● **What you will do**: Below are some entries. Output each one exactly as it appears.

● **Data excerpts**:
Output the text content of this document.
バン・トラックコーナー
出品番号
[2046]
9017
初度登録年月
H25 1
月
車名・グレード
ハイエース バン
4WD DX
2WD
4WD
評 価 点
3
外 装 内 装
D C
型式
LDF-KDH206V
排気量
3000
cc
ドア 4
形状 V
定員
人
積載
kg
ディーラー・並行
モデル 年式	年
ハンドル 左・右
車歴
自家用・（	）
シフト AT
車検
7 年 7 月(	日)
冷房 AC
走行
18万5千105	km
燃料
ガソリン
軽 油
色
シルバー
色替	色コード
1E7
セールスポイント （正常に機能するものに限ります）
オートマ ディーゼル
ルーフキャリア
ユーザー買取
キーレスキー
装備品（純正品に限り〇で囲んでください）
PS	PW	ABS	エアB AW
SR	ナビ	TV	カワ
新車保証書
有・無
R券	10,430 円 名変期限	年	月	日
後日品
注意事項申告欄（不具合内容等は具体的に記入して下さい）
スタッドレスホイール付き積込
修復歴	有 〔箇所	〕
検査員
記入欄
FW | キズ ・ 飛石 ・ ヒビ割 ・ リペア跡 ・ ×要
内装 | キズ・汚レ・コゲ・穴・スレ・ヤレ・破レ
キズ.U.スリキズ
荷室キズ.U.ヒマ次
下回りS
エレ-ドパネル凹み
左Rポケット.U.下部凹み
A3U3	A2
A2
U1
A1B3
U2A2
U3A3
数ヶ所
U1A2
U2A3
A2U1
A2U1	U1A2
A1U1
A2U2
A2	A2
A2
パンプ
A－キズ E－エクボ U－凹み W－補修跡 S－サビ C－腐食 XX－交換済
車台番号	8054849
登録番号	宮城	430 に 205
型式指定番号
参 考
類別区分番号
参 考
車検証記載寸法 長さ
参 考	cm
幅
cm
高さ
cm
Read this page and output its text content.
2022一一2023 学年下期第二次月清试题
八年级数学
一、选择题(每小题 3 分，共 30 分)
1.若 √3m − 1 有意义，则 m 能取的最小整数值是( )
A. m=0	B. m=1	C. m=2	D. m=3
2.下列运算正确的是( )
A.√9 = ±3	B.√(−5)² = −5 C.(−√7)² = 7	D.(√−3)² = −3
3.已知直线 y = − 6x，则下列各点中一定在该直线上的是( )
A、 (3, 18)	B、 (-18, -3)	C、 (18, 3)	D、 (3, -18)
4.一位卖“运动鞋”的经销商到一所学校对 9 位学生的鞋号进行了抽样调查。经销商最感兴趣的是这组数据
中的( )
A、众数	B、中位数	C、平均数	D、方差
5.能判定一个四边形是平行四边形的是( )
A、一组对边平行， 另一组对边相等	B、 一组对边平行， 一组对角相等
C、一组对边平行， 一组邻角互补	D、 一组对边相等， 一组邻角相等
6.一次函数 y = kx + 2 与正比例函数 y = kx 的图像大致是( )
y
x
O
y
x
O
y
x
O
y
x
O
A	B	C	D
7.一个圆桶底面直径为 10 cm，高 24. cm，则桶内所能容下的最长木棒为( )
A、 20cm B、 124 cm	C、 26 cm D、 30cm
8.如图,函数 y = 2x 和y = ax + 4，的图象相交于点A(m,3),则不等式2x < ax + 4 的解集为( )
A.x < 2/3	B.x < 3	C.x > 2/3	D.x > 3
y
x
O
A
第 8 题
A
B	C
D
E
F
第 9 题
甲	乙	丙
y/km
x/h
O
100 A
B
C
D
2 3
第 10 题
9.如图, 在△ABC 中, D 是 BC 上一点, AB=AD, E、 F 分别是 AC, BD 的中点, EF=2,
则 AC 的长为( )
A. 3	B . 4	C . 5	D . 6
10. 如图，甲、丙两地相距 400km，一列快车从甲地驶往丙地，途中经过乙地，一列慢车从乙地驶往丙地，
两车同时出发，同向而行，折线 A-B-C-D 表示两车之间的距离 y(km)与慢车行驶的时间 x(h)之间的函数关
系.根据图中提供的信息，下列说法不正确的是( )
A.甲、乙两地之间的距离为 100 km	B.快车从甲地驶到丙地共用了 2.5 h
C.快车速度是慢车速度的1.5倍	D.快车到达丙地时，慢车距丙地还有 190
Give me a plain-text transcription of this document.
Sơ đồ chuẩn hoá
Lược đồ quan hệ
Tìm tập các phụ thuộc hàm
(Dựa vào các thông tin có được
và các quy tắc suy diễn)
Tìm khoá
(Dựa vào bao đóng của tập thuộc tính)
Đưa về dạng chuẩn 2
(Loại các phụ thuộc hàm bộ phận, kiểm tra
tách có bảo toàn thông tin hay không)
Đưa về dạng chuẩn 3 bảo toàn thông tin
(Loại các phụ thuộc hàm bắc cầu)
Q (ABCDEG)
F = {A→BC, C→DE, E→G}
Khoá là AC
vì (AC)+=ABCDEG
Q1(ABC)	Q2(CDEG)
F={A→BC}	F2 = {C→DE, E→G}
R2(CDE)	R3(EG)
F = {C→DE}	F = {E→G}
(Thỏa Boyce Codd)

● **Exercise answer**:
Output the text content of this document.
バン・トラックコーナー
出品番号
[2046]
9017
初度登録年月
H25 1
月
車名・グレード
ハイエース バン
4WD DX
2WD
4WD
評 価 点
3
外 装 内 装
D C
型式
LDF-KDH206V
排気量
3000
cc
ドア 4
形状 V
定員
人
積載
kg
ディーラー・並行
モデル 年式	年
ハンドル 左・右
車歴
自家用・（	）
シフト AT
車検
7 年 7 月(	日)
冷房 AC
走行
18万5千105	km
燃料
ガソリン
軽 油
色
シルバー
色替	色コード
1E7
セールスポイント （正常に機能するものに限ります）
オートマ ディーゼル
ルーフキャリア
ユーザー買取
キーレスキー
装備品（純正品に限り〇で囲んでください）
PS	PW	ABS	エアB AW
SR	ナビ	TV	カワ
新車保証書
有・無
R券	10,430 円 名変期限	年	月	日
後日品
注意事項申告欄（不具合内容等は具体的に記入して下さい）
スタッドレスホイール付き積込
修復歴	有 〔箇所	〕
検査員
記入欄
FW | キズ ・ 飛石 ・ ヒビ割 ・ リペア跡 ・ ×要
内装 | キズ・汚レ・コゲ・穴・スレ・ヤレ・破レ
キズ.U.スリキズ
荷室キズ.U.ヒマ次
下回りS
エレ-ドパネル凹み
左Rポケット.U.下部凹み
A3U3	A2
A2
U1
A1B3
U2A2
U3A3
数ヶ所
U1A2
U2A3
A2U1
A2U1	U1A2
A1U1
A2U2
A2	A2
A2
パンプ
A－キズ E－エクボ U－凹み W－補修跡 S－サビ C－腐食 XX－交換済
車台番号	8054849
登録番号	宮城	430 に 205
型式指定番号
参 考
類別区分番号
参 考
車検証記載寸法 長さ
参 考	cm
幅
cm
高さ
cm
Read this page and output its text content.
2022一一2023 学年下期第二次月清试题
八年级数学
一、选择题(每小题 3 分，共 30 分)
1.若 √3m − 1 有意义，则 m 能取的最小整数值是( )
A. m=0	B. m=1	C. m=2	D. m=3
2.下列运算正确的是( )
A.√9 = ±3	B.√(−5)² = −5 C.(−√7)² = 7	D.(√−3)² = −3
3.已知直线 y = − 6x，则下列各点中一定在该直线上的是( )
A、 (3, 18)	B、 (-18, -3)	C、 (18, 3)	D、 (3, -18)
4.一位卖“运动鞋”的经销商到一所学校对 9 位学生的鞋号进行了抽样调查。经销商最感兴趣的是这组数据
中的( )
A、众数	B、中位数	C、平均数	D、方差
5.能判定一个四边形是平行四边形的是( )
A、一组对边平行， 另一组对边相等	B、 一组对边平行， 一组对角相等
C、一组对边平行， 一组邻角互补	D、 一组对边相等， 一组邻角相等
6.一次函数 y = kx + 2 与正比例函数 y = kx 的图像大致是( )
y
x
O
y
x
O
y
x
O
y
x
O
A	B	C	D
7.一个圆桶底面直径为 10 cm，高 24. cm，则桶内所能容下的最长木棒为( )
A、 20cm B、 124 cm	C、 26 cm D、 30cm
8.如图,函数 y = 2x 和y = ax + 4，的图象相交于点A(m,3),则不等式2x < ax + 4 的解集为( )
A.x < 2/3	B.x < 3	C.x > 2/3	D.x > 3
y
x
O
A
第 8 题
A
B	C
D
E
F
第 9 题
甲	乙	丙
y/km
x/h
O
100 A
B
C
D
2 3
第 10 题
9.如图, 在△ABC 中, D 是 BC 上一点, AB=AD, E、 F 分别是 AC, BD 的中点, EF=2,
则 AC 的长为( )
A. 3	B . 4	C . 5	D . 6
10. 如图，甲、丙两地相距 400km，一列快车从甲地驶往丙地，途中经过乙地，一列慢车从乙地驶往丙地，
两车同时出发，同向而行，折线 A-B-C-D 表示两车之间的距离 y(km)与慢车行驶的时间 x(h)之间的函数关
系.根据图中提供的信息，下列说法不正确的是( )
A.甲、乙两地之间的距离为 100 km	B.快车从甲地驶到丙地共用了 2.5 h
C.快车速度是慢车速度的1.5倍	D.快车到达丙地时，慢车距丙地还有 190
Give me a plain-text transcription of this document.
Sơ đồ chuẩn hoá
Lược đồ quan hệ
Tìm tập các phụ thuộc hàm
(Dựa vào các thông tin có được
và các quy tắc suy diễn)
Tìm khoá
(Dựa vào bao đóng của tập thuộc tính)
Đưa về dạng chuẩn 2
(Loại các phụ thuộc hàm bộ phận, kiểm tra
tách có bảo toàn thông tin hay không)
Đưa về dạng chuẩn 3 bảo toàn thông tin
(Loại các phụ thuộc hàm bắc cầu)
Q (ABCDEG)
F = {A→BC, C→DE, E→G}
Khoá là AC
vì (AC)+=ABCDEG
Q1(ABC)	Q2(CDEG)
F={A→BC}	F2 = {C→DE, E→G}
R2(CDE)	R3(EG)
F = {C→DE}	F = {E→G}
(Thỏa Boyce Codd)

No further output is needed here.